RECORD EXTRACTS:
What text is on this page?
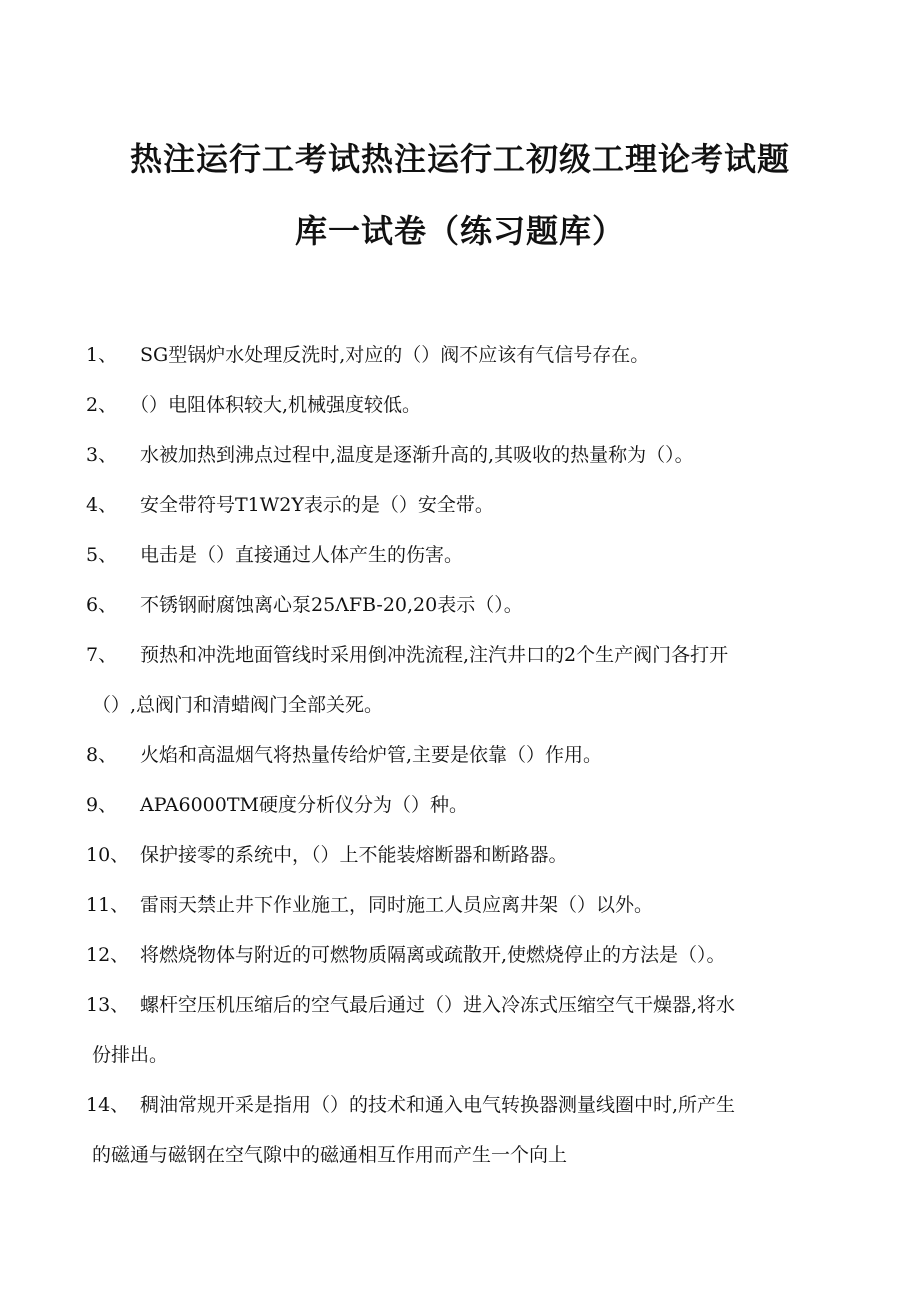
热注运行工考试热注运行工初级工理论考试题
库一试卷（练习题库）
1、 SG型锅炉水处理反洗时,对应的（）阀不应该有气信号存在。
2、 （）电阻体积较大,机械强度较低。
3、 水被加热到沸点过程中,温度是逐渐升高的,其吸收的热量称为（）。
4、 安全带符号T1W2Y表示的是（）安全带。
5、 电击是（）直接通过人体产生的伤害。
6、 不锈钢耐腐蚀离心泵25ΛFB-20,20表示（）。
7、 预热和冲洗地面管线时采用倒冲洗流程,注汽井口的2个生产阀门各打开
（）,总阀门和清蜡阀门全部关死。
8、 火焰和高温烟气将热量传给炉管,主要是依靠（）作用。
9、 APA6000TM硬度分析仪分为（）种。
10、 保护接零的系统中，（）上不能装熔断器和断路器。
11、 雷雨天禁止井下作业施工，同时施工人员应离井架（）以外。
12、 将燃烧物体与附近的可燃物质隔离或疏散开,使燃烧停止的方法是（）。
13、 螺杆空压机压缩后的空气最后通过（）进入冷冻式压缩空气干燥器,将水
份排出。
14、 稠油常规开采是指用（）的技术和通入电气转换器测量线圈中时,所产生
的磁通与磁钢在空气隙中的磁通相互作用而产生一个向上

YOUR OBJECTIVE: Repeat the material above verbatim. Leave the pictures behind.

SOLUTION FOR THIS TASK:
What text is on this page?
热注运行工考试热注运行工初级工理论考试题
库一试卷（练习题库）
1、 SG型锅炉水处理反洗时,对应的（）阀不应该有气信号存在。
2、 （）电阻体积较大,机械强度较低。
3、 水被加热到沸点过程中,温度是逐渐升高的,其吸收的热量称为（）。
4、 安全带符号T1W2Y表示的是（）安全带。
5、 电击是（）直接通过人体产生的伤害。
6、 不锈钢耐腐蚀离心泵25ΛFB-20,20表示（）。
7、 预热和冲洗地面管线时采用倒冲洗流程,注汽井口的2个生产阀门各打开
（）,总阀门和清蜡阀门全部关死。
8、 火焰和高温烟气将热量传给炉管,主要是依靠（）作用。
9、 APA6000TM硬度分析仪分为（）种。
10、 保护接零的系统中，（）上不能装熔断器和断路器。
11、 雷雨天禁止井下作业施工，同时施工人员应离井架（）以外。
12、 将燃烧物体与附近的可燃物质隔离或疏散开,使燃烧停止的方法是（）。
13、 螺杆空压机压缩后的空气最后通过（）进入冷冻式压缩空气干燥器,将水
份排出。
14、 稠油常规开采是指用（）的技术和通入电气转换器测量线圈中时,所产生
的磁通与磁钢在空气隙中的磁通相互作用而产生一个向上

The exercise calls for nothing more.